Begin MATERIAL SUPPLIED

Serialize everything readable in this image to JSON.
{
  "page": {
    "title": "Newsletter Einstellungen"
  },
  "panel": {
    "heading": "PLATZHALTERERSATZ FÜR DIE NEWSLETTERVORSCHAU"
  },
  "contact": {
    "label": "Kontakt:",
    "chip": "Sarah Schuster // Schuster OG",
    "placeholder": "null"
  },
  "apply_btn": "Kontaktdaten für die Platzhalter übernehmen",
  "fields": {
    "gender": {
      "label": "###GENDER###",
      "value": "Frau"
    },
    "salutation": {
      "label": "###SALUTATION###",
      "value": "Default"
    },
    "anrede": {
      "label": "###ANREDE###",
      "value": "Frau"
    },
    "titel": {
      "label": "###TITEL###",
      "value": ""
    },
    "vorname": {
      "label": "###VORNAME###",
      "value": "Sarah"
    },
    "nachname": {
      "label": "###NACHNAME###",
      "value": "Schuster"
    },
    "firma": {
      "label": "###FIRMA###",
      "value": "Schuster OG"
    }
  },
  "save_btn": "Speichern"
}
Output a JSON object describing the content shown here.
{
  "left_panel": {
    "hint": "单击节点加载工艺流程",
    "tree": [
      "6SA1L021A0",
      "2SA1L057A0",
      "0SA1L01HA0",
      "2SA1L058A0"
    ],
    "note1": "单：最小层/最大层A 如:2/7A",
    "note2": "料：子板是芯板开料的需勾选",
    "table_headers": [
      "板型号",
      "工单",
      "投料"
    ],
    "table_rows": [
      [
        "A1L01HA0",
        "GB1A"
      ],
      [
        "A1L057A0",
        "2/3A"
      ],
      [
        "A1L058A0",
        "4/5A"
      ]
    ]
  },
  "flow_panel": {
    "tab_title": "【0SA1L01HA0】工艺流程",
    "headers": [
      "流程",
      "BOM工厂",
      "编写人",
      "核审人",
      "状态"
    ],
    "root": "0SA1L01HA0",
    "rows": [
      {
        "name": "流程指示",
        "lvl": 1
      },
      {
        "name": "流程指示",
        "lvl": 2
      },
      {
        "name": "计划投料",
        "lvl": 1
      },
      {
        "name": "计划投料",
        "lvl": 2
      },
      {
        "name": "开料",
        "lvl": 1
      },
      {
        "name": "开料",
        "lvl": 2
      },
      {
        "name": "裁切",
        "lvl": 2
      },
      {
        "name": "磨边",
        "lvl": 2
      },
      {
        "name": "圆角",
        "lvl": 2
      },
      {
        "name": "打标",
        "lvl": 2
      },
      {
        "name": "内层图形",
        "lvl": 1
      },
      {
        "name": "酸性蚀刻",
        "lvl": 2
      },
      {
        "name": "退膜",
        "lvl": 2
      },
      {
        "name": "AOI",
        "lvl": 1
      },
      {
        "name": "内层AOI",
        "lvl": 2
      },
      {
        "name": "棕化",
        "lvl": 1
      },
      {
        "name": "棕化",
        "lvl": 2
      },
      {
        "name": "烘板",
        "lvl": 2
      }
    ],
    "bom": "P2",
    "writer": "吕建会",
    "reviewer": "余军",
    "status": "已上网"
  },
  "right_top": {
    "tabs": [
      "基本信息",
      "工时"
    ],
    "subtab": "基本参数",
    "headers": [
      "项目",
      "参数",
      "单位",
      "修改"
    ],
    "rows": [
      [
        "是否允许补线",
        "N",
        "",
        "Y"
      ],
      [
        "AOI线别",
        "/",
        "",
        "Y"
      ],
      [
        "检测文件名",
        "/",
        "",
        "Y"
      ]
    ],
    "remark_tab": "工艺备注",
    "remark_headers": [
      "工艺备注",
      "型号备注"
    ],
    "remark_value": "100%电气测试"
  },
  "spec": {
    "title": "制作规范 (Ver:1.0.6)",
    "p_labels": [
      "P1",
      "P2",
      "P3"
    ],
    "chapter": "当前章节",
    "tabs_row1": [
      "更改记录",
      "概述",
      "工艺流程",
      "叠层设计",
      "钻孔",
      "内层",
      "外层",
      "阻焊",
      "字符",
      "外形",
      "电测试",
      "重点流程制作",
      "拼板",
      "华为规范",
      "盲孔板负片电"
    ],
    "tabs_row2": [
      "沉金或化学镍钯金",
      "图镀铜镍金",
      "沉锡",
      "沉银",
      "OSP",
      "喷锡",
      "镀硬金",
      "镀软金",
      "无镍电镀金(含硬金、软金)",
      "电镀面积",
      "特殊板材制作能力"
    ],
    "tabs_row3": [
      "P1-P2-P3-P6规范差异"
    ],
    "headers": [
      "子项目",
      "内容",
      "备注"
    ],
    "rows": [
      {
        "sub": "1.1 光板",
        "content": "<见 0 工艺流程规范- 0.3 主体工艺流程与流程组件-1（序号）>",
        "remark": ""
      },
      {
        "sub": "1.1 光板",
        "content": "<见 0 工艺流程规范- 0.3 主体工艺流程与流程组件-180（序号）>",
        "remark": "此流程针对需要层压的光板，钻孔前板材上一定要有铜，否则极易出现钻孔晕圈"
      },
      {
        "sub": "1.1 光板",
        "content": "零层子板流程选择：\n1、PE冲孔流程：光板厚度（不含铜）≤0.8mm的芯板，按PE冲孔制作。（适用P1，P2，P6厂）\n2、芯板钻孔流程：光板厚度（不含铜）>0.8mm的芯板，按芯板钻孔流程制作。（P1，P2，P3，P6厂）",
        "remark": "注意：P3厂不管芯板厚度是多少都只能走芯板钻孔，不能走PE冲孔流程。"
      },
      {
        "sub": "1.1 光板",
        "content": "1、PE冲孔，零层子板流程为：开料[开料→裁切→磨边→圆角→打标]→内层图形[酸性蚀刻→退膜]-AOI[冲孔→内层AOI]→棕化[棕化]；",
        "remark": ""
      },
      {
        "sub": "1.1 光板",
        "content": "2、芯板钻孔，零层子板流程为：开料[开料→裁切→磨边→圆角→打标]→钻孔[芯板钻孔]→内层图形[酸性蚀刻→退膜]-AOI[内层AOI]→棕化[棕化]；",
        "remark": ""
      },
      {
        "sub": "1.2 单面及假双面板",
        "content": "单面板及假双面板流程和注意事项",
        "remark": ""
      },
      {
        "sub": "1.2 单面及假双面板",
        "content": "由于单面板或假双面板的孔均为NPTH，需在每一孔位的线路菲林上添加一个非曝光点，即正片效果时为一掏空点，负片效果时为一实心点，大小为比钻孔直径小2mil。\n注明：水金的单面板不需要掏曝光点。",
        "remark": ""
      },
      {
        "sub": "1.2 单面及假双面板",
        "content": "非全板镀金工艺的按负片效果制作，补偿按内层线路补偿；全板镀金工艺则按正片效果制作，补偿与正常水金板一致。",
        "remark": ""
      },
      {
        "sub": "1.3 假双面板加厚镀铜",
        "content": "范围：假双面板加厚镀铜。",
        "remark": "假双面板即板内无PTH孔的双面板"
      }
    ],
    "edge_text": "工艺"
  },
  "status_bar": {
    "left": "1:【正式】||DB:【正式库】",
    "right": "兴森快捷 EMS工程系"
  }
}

End MATERIAL SUPPLIED

> [GIVEN EXERCISE]:
All entries must be repeated verbatim.

> [TASK RESPONSE]:
Serialize everything readable in this image to JSON.
{
  "page": {
    "title": "Newsletter Einstellungen"
  },
  "panel": {
    "heading": "PLATZHALTERERSATZ FÜR DIE NEWSLETTERVORSCHAU"
  },
  "contact": {
    "label": "Kontakt:",
    "chip": "Sarah Schuster // Schuster OG",
    "placeholder": "null"
  },
  "apply_btn": "Kontaktdaten für die Platzhalter übernehmen",
  "fields": {
    "gender": {
      "label": "###GENDER###",
      "value": "Frau"
    },
    "salutation": {
      "label": "###SALUTATION###",
      "value": "Default"
    },
    "anrede": {
      "label": "###ANREDE###",
      "value": "Frau"
    },
    "titel": {
      "label": "###TITEL###",
      "value": ""
    },
    "vorname": {
      "label": "###VORNAME###",
      "value": "Sarah"
    },
    "nachname": {
      "label": "###NACHNAME###",
      "value": "Schuster"
    },
    "firma": {
      "label": "###FIRMA###",
      "value": "Schuster OG"
    }
  },
  "save_btn": "Speichern"
}
Output a JSON object describing the content shown here.
{
  "left_panel": {
    "hint": "单击节点加载工艺流程",
    "tree": [
      "6SA1L021A0",
      "2SA1L057A0",
      "0SA1L01HA0",
      "2SA1L058A0"
    ],
    "note1": "单：最小层/最大层A 如:2/7A",
    "note2": "料：子板是芯板开料的需勾选",
    "table_headers": [
      "板型号",
      "工单",
      "投料"
    ],
    "table_rows": [
      [
        "A1L01HA0",
        "GB1A"
      ],
      [
        "A1L057A0",
        "2/3A"
      ],
      [
        "A1L058A0",
        "4/5A"
      ]
    ]
  },
  "flow_panel": {
    "tab_title": "【0SA1L01HA0】工艺流程",
    "headers": [
      "流程",
      "BOM工厂",
      "编写人",
      "核审人",
      "状态"
    ],
    "root": "0SA1L01HA0",
    "rows": [
      {
        "name": "流程指示",
        "lvl": 1
      },
      {
        "name": "流程指示",
        "lvl": 2
      },
      {
        "name": "计划投料",
        "lvl": 1
      },
      {
        "name": "计划投料",
        "lvl": 2
      },
      {
        "name": "开料",
        "lvl": 1
      },
      {
        "name": "开料",
        "lvl": 2
      },
      {
        "name": "裁切",
        "lvl": 2
      },
      {
        "name": "磨边",
        "lvl": 2
      },
      {
        "name": "圆角",
        "lvl": 2
      },
      {
        "name": "打标",
        "lvl": 2
      },
      {
        "name": "内层图形",
        "lvl": 1
      },
      {
        "name": "酸性蚀刻",
        "lvl": 2
      },
      {
        "name": "退膜",
        "lvl": 2
      },
      {
        "name": "AOI",
        "lvl": 1
      },
      {
        "name": "内层AOI",
        "lvl": 2
      },
      {
        "name": "棕化",
        "lvl": 1
      },
      {
        "name": "棕化",
        "lvl": 2
      },
      {
        "name": "烘板",
        "lvl": 2
      }
    ],
    "bom": "P2",
    "writer": "吕建会",
    "reviewer": "余军",
    "status": "已上网"
  },
  "right_top": {
    "tabs": [
      "基本信息",
      "工时"
    ],
    "subtab": "基本参数",
    "headers": [
      "项目",
      "参数",
      "单位",
      "修改"
    ],
    "rows": [
      [
        "是否允许补线",
        "N",
        "",
        "Y"
      ],
      [
        "AOI线别",
        "/",
        "",
        "Y"
      ],
      [
        "检测文件名",
        "/",
        "",
        "Y"
      ]
    ],
    "remark_tab": "工艺备注",
    "remark_headers": [
      "工艺备注",
      "型号备注"
    ],
    "remark_value": "100%电气测试"
  },
  "spec": {
    "title": "制作规范 (Ver:1.0.6)",
    "p_labels": [
      "P1",
      "P2",
      "P3"
    ],
    "chapter": "当前章节",
    "tabs_row1": [
      "更改记录",
      "概述",
      "工艺流程",
      "叠层设计",
      "钻孔",
      "内层",
      "外层",
      "阻焊",
      "字符",
      "外形",
      "电测试",
      "重点流程制作",
      "拼板",
      "华为规范",
      "盲孔板负片电"
    ],
    "tabs_row2": [
      "沉金或化学镍钯金",
      "图镀铜镍金",
      "沉锡",
      "沉银",
      "OSP",
      "喷锡",
      "镀硬金",
      "镀软金",
      "无镍电镀金(含硬金、软金)",
      "电镀面积",
      "特殊板材制作能力"
    ],
    "tabs_row3": [
      "P1-P2-P3-P6规范差异"
    ],
    "headers": [
      "子项目",
      "内容",
      "备注"
    ],
    "rows": [
      {
        "sub": "1.1 光板",
        "content": "<见 0 工艺流程规范- 0.3 主体工艺流程与流程组件-1（序号）>",
        "remark": ""
      },
      {
        "sub": "1.1 光板",
        "content": "<见 0 工艺流程规范- 0.3 主体工艺流程与流程组件-180（序号）>",
        "remark": "此流程针对需要层压的光板，钻孔前板材上一定要有铜，否则极易出现钻孔晕圈"
      },
      {
        "sub": "1.1 光板",
        "content": "零层子板流程选择：\n1、PE冲孔流程：光板厚度（不含铜）≤0.8mm的芯板，按PE冲孔制作。（适用P1，P2，P6厂）\n2、芯板钻孔流程：光板厚度（不含铜）>0.8mm的芯板，按芯板钻孔流程制作。（P1，P2，P3，P6厂）",
        "remark": "注意：P3厂不管芯板厚度是多少都只能走芯板钻孔，不能走PE冲孔流程。"
      },
      {
        "sub": "1.1 光板",
        "content": "1、PE冲孔，零层子板流程为：开料[开料→裁切→磨边→圆角→打标]→内层图形[酸性蚀刻→退膜]-AOI[冲孔→内层AOI]→棕化[棕化]；",
        "remark": ""
      },
      {
        "sub": "1.1 光板",
        "content": "2、芯板钻孔，零层子板流程为：开料[开料→裁切→磨边→圆角→打标]→钻孔[芯板钻孔]→内层图形[酸性蚀刻→退膜]-AOI[内层AOI]→棕化[棕化]；",
        "remark": ""
      },
      {
        "sub": "1.2 单面及假双面板",
        "content": "单面板及假双面板流程和注意事项",
        "remark": ""
      },
      {
        "sub": "1.2 单面及假双面板",
        "content": "由于单面板或假双面板的孔均为NPTH，需在每一孔位的线路菲林上添加一个非曝光点，即正片效果时为一掏空点，负片效果时为一实心点，大小为比钻孔直径小2mil。\n注明：水金的单面板不需要掏曝光点。",
        "remark": ""
      },
      {
        "sub": "1.2 单面及假双面板",
        "content": "非全板镀金工艺的按负片效果制作，补偿按内层线路补偿；全板镀金工艺则按正片效果制作，补偿与正常水金板一致。",
        "remark": ""
      },
      {
        "sub": "1.3 假双面板加厚镀铜",
        "content": "范围：假双面板加厚镀铜。",
        "remark": "假双面板即板内无PTH孔的双面板"
      }
    ],
    "edge_text": "工艺"
  },
  "status_bar": {
    "left": "1:【正式】||DB:【正式库】",
    "right": "兴森快捷 EMS工程系"
  }
}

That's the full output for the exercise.